======== Texte
Selon Joe Davis, économiste en chef chez Vanguard, la probabilité que le rendement des obligations américaines à dix ans dépasse 7 % avant la fin de la décennie est de 82 %. Et il y a même une chance sur cinq que le rendement que ce rendement soit supérieur à 9 %.
Ces prévisions étonnamment précises sont au cœur de Coming Into View, le nouveau livre de Joe Davis sur la manière dont les méga-tendances telles que l’IA et les déficits structurels affecteront les marchés. Il a présenté ces résultats mercredi au siège du Nasdaq à New York, à l’occasion du cinquantième anniversaire de Vanguard.
La précision des projections de M. Davis a de quoi laisser perplexe, mais il insiste sur le fait qu’elles ne sont pas faites à la légère. « Ce ne sont pas de simples chiffres. Je n’invente rien. C’est ce qui ressort de notre modèle scientifique », a-t-il déclaré.
Cette mise en garde intervient à un moment où les rendements augmentent. Les rendements à dix ans ont augmenté de 4,6 % cette semaine, tandis que ceux à 30 ans ont dépassé les 5 % après que Moody’s a revu à la baisse ses perspectives concernant la dette du gouvernement américain. Les investisseurs suivent de près l’avancement d’un projet de réduction des dépenses et de réforme fiscale et s’inquiètent de plus en plus de la dépendance continue de Washington à l’égard des marchés obligataires pour financer des déficits croissants.
M. Davis a souligné qu’il ne s’agit pas de prévisions à court terme, mais de scénarios fondés sur des probabilités élaborés à partir d’un nouveau modèle économique qui tient compte de l’intelligence artificielle, de la démographie et des tendances budgétaires. « Nous ne disons pas que cela va se produire à court terme », a-t-il expliqué à un groupe de journalistes à New York. « Mais nous attribuons des probabilités à des scénarios qui sont largement sous-estimés par les marchés. »
Pénuries et IA
Le modèle de M. Davis s’articule autour de deux forces opposées : l’effet inhibiteur de l’augmentation des déficits structurels et la stimulation potentielle apportée par l’intelligence artificielle.
« Nous sommes dans une épreuve de force, a-t-il affirmé. D’une part, les pénuries structurelles et le vieillissement de la population. D’autre part, le potentiel de l’IA à générer une augmentation de la productivité que l’on ne voit qu’une fois par génération. »
Vanguard attribue une probabilité de 50 % au scénario fondé sur l’IA, dans lequel l’automatisation permet à la croissance du PIB américain d’atteindre 3 % ou plus. La probabilité d’un scénario dominé par le déficit — où les emprunts publics constamment renouvelés évincent l’investissement privé et font grimper les taux d’intérêt — est de 35 %. La probabilité que la situation actuelle de faible croissance et de faible inflation se poursuive n’est que de 17 %.
La hausse prévue des taux d’intérêt découle directement du scénario de déficit. « Ce n’est pas une question de niveau d’endettement ou de ratio d’endettement en soi », a déclaré M. Davis à Nasdaq. « Il n’y a même pas de corrélation entre les niveaux d’endettement et la croissance économique future. Il s’agit du déficit structurel, du fait que ces déficits ne cessent de se creuser d’année en année. »
================
======== Données
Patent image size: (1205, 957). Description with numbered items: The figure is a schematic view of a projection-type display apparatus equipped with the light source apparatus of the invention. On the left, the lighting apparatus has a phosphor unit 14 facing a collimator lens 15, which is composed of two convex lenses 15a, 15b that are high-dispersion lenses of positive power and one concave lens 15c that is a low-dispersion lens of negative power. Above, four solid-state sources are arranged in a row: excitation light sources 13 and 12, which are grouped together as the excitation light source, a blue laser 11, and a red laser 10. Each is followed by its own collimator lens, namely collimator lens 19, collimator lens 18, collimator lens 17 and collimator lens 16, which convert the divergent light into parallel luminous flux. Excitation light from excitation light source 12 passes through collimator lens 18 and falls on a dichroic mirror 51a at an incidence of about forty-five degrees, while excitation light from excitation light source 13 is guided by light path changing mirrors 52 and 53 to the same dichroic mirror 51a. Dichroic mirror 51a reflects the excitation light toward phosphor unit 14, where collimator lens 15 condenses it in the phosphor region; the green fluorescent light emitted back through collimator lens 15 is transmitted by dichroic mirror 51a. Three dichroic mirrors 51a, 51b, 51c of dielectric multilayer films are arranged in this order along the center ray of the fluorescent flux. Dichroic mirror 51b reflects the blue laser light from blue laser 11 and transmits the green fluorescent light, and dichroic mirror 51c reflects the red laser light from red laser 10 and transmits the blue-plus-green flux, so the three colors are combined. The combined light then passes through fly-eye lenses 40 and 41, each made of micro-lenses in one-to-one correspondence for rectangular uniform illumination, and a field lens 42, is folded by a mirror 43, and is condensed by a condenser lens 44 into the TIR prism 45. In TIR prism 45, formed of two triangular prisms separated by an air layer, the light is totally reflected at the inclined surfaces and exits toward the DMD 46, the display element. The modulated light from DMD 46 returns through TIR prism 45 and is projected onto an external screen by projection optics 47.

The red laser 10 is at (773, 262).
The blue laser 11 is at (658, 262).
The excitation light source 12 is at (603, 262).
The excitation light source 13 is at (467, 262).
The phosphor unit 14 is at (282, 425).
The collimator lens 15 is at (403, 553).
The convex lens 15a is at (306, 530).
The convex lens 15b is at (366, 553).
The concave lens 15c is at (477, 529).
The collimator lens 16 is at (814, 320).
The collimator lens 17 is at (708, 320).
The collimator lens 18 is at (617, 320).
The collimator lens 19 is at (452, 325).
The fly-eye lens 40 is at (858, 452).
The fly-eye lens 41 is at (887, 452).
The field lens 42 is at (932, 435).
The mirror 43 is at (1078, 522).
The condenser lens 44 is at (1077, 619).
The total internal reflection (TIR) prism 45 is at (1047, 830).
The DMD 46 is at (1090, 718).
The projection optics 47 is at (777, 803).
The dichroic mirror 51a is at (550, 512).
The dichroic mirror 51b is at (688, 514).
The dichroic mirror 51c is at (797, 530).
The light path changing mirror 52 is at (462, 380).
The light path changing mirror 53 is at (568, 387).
================
◆ Exercice ◆
Restitue mot pour mot le passage du texte sur les rendements des obligations américaines, depuis « Selon Joe Davis, économiste » jusqu'à « anniversaire de Vanguard. » inclus.

◆ Corrigé ◆
Selon Joe Davis, économiste en chef chez Vanguard, la probabilité que le rendement des obligations américaines à dix ans dépasse 7 % avant la fin de la décennie est de 82 %. Et il y a même une chance sur cinq que le rendement que ce rendement soit supérieur à 9 %.
Ces prévisions étonnamment précises sont au cœur de Coming Into View, le nouveau livre de Joe Davis sur la manière dont les méga-tendances telles que l’IA et les déficits structurels affecteront les marchés. Il a présenté ces résultats mercredi au siège du Nasdaq à New York, à l’occasion du cinquantième anniversaire de Vanguard.